The task
Review the material and extract every line in which the word "Execution" occurs.

+===+

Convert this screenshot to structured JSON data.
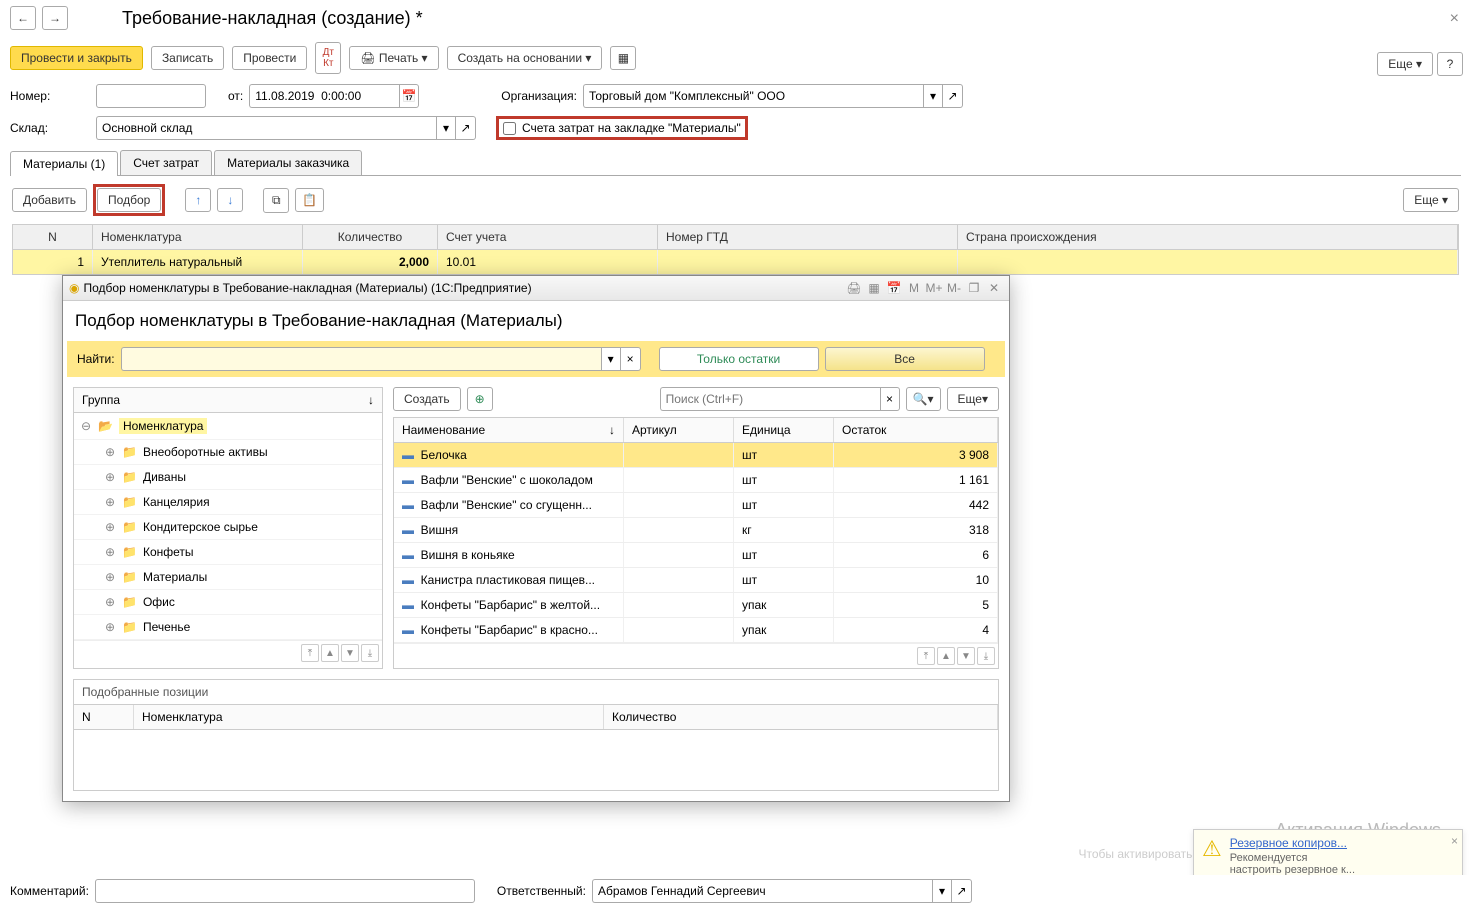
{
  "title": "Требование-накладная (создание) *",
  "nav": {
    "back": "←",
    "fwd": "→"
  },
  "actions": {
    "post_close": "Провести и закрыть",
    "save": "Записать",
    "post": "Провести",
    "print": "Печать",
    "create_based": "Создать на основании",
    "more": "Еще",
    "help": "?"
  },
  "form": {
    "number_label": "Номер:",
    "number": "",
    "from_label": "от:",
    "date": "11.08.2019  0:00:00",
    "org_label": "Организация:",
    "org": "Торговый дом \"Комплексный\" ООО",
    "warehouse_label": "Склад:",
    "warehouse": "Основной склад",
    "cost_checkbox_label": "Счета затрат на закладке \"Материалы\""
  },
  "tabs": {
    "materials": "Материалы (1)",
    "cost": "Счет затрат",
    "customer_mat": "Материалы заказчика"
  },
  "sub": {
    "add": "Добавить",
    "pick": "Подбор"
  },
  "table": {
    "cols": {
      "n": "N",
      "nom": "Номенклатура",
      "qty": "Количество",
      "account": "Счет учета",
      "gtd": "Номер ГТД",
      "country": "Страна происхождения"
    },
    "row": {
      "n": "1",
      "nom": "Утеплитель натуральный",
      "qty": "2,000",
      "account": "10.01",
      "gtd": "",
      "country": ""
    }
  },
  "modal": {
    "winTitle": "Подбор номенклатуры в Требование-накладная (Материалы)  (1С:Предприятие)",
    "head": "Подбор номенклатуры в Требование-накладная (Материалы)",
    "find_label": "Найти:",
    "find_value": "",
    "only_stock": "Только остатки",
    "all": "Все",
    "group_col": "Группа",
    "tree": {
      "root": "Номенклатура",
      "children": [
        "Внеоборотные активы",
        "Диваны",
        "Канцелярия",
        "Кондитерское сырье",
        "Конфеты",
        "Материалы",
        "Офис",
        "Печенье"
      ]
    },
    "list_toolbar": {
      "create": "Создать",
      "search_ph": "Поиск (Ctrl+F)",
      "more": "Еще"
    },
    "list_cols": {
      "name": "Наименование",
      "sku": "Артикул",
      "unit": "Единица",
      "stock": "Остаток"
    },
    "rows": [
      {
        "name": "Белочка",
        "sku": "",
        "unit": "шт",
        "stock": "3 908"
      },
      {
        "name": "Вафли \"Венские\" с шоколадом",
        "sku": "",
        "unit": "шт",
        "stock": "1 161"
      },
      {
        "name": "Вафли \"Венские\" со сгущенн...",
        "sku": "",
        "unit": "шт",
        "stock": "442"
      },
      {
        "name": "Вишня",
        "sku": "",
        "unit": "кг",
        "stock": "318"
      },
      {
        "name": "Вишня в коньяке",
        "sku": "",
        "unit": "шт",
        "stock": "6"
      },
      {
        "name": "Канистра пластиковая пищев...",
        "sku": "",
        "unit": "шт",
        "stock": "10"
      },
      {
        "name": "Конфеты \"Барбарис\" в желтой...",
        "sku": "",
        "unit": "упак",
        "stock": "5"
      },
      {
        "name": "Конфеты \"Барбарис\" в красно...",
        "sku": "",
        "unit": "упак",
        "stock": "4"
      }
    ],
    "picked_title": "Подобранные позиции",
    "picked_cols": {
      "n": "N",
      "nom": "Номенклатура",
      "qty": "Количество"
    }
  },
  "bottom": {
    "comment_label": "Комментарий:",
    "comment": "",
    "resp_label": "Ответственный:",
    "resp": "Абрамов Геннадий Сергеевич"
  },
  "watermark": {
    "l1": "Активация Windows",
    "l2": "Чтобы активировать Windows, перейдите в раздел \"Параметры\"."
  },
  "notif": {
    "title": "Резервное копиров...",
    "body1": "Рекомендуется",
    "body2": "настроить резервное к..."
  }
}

+===+

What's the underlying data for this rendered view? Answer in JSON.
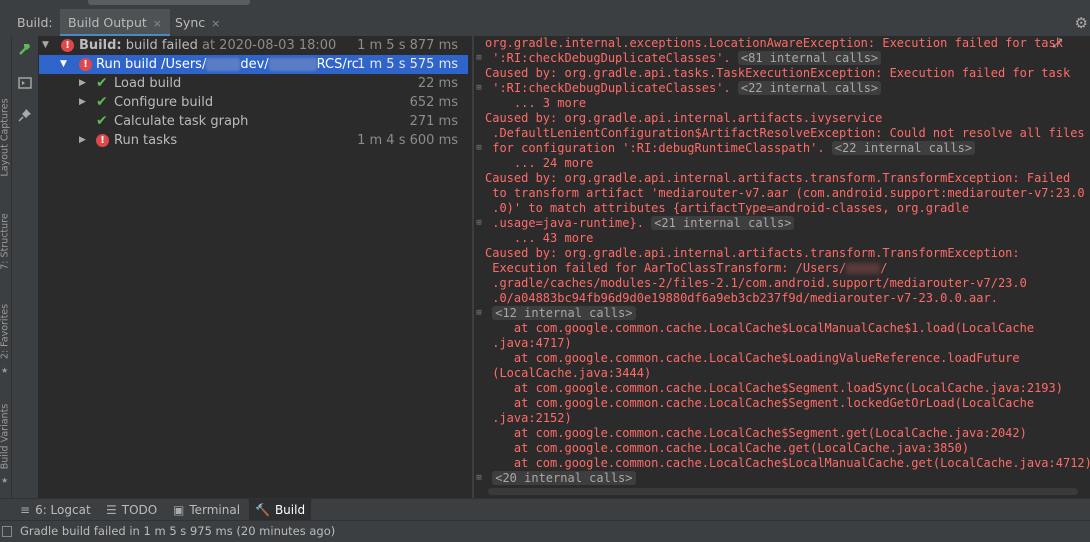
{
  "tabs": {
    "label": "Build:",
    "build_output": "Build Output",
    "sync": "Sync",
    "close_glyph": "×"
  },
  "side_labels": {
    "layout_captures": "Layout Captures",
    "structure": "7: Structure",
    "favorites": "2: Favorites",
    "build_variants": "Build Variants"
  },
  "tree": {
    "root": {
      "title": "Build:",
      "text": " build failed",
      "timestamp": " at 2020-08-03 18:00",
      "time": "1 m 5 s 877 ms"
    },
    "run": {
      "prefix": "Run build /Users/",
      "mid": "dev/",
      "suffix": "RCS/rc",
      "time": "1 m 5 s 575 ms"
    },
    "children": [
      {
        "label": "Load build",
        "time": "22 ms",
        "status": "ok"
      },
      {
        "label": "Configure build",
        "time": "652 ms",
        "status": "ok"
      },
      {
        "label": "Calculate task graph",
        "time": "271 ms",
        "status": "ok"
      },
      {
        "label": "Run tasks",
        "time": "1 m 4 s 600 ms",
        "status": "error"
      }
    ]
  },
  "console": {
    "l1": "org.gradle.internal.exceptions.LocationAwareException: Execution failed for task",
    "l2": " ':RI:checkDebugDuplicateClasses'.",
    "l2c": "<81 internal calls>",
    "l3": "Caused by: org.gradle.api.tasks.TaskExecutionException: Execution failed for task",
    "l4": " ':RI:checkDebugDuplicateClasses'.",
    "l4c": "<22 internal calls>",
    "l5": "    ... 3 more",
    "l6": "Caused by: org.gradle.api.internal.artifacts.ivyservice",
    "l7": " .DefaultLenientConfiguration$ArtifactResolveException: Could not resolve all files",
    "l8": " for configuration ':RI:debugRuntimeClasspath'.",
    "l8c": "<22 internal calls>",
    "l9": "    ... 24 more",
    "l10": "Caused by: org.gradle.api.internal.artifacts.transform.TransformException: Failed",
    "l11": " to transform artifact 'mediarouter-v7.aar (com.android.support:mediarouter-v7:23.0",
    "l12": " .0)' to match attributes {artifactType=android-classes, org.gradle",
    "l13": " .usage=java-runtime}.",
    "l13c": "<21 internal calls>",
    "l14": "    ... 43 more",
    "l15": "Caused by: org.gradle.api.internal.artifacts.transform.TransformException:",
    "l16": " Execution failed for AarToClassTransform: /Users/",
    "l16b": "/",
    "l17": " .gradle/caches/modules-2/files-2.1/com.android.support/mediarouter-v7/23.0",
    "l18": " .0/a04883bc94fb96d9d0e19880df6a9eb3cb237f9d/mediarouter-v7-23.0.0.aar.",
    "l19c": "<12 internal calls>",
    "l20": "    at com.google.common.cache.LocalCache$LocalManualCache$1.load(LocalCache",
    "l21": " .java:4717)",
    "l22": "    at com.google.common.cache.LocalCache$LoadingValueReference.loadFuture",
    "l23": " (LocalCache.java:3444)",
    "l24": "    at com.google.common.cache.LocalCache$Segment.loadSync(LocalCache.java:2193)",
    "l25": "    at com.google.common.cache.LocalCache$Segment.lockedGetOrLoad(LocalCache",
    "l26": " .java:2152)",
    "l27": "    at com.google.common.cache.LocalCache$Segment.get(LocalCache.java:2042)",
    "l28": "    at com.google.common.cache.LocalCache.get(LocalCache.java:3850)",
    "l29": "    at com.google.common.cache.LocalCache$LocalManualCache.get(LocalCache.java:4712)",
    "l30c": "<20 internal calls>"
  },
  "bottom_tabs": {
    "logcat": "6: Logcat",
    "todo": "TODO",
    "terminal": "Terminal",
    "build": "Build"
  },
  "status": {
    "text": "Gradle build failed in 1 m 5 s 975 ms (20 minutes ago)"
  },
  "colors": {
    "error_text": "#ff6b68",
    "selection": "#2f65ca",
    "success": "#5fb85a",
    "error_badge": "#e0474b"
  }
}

+===+

The response
    "l1": "org.gradle.internal.exceptions.LocationAwareException: Execution failed for task",
    "l3": "Caused by: org.gradle.api.tasks.TaskExecutionException: Execution failed for task",
    "l16": " Execution failed for AarToClassTransform: /Users/",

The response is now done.